-- start --

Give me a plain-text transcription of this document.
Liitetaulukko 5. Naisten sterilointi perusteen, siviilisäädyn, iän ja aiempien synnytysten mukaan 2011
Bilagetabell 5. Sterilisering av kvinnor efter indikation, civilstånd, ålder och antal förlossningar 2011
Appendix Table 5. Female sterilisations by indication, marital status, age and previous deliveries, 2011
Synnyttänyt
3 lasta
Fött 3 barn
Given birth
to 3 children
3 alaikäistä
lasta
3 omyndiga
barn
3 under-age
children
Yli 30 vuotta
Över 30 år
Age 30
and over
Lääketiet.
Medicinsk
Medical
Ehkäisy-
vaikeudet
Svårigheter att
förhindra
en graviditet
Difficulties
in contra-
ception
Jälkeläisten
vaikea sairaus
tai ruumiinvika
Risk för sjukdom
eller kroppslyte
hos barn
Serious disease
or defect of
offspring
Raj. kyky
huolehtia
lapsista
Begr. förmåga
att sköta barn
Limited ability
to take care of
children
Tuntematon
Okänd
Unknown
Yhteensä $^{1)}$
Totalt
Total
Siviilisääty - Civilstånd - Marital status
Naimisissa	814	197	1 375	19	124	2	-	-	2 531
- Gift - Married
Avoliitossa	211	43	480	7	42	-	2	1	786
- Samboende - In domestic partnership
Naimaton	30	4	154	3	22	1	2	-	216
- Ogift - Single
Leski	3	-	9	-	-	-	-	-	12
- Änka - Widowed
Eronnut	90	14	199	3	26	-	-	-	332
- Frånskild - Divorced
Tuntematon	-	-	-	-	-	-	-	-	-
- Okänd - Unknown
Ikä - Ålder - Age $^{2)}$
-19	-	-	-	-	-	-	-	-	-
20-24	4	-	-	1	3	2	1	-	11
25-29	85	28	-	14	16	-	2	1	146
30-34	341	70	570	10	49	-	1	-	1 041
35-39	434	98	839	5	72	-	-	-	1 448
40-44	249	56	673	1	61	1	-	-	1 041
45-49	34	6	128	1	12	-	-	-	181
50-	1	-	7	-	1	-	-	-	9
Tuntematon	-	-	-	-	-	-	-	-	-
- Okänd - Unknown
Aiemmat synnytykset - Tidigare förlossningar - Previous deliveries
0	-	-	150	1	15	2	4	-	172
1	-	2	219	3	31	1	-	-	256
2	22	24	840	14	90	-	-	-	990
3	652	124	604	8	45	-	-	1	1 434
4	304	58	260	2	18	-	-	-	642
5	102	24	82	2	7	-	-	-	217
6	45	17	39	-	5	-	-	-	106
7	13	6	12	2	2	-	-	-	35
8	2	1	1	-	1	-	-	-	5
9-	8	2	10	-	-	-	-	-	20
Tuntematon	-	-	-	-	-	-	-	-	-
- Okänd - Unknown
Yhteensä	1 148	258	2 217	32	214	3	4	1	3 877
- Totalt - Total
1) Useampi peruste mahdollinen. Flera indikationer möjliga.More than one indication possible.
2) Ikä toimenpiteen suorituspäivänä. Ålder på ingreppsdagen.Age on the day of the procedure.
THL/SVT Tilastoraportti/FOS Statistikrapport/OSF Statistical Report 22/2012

-- end --

§ Task objective: Print out every record again, exactly and in full.

§ Written response:
Give me a plain-text transcription of this document.
Liitetaulukko 5. Naisten sterilointi perusteen, siviilisäädyn, iän ja aiempien synnytysten mukaan 2011
Bilagetabell 5. Sterilisering av kvinnor efter indikation, civilstånd, ålder och antal förlossningar 2011
Appendix Table 5. Female sterilisations by indication, marital status, age and previous deliveries, 2011
Synnyttänyt
3 lasta
Fött 3 barn
Given birth
to 3 children
3 alaikäistä
lasta
3 omyndiga
barn
3 under-age
children
Yli 30 vuotta
Över 30 år
Age 30
and over
Lääketiet.
Medicinsk
Medical
Ehkäisy-
vaikeudet
Svårigheter att
förhindra
en graviditet
Difficulties
in contra-
ception
Jälkeläisten
vaikea sairaus
tai ruumiinvika
Risk för sjukdom
eller kroppslyte
hos barn
Serious disease
or defect of
offspring
Raj. kyky
huolehtia
lapsista
Begr. förmåga
att sköta barn
Limited ability
to take care of
children
Tuntematon
Okänd
Unknown
Yhteensä $^{1)}$
Totalt
Total
Siviilisääty - Civilstånd - Marital status
Naimisissa	814	197	1 375	19	124	2	-	-	2 531
- Gift - Married
Avoliitossa	211	43	480	7	42	-	2	1	786
- Samboende - In domestic partnership
Naimaton	30	4	154	3	22	1	2	-	216
- Ogift - Single
Leski	3	-	9	-	-	-	-	-	12
- Änka - Widowed
Eronnut	90	14	199	3	26	-	-	-	332
- Frånskild - Divorced
Tuntematon	-	-	-	-	-	-	-	-	-
- Okänd - Unknown
Ikä - Ålder - Age $^{2)}$
-19	-	-	-	-	-	-	-	-	-
20-24	4	-	-	1	3	2	1	-	11
25-29	85	28	-	14	16	-	2	1	146
30-34	341	70	570	10	49	-	1	-	1 041
35-39	434	98	839	5	72	-	-	-	1 448
40-44	249	56	673	1	61	1	-	-	1 041
45-49	34	6	128	1	12	-	-	-	181
50-	1	-	7	-	1	-	-	-	9
Tuntematon	-	-	-	-	-	-	-	-	-
- Okänd - Unknown
Aiemmat synnytykset - Tidigare förlossningar - Previous deliveries
0	-	-	150	1	15	2	4	-	172
1	-	2	219	3	31	1	-	-	256
2	22	24	840	14	90	-	-	-	990
3	652	124	604	8	45	-	-	1	1 434
4	304	58	260	2	18	-	-	-	642
5	102	24	82	2	7	-	-	-	217
6	45	17	39	-	5	-	-	-	106
7	13	6	12	2	2	-	-	-	35
8	2	1	1	-	1	-	-	-	5
9-	8	2	10	-	-	-	-	-	20
Tuntematon	-	-	-	-	-	-	-	-	-
- Okänd - Unknown
Yhteensä	1 148	258	2 217	32	214	3	4	1	3 877
- Totalt - Total
1) Useampi peruste mahdollinen. Flera indikationer möjliga.More than one indication possible.
2) Ikä toimenpiteen suorituspäivänä. Ålder på ingreppsdagen.Age on the day of the procedure.
THL/SVT Tilastoraportti/FOS Statistikrapport/OSF Statistical Report 22/2012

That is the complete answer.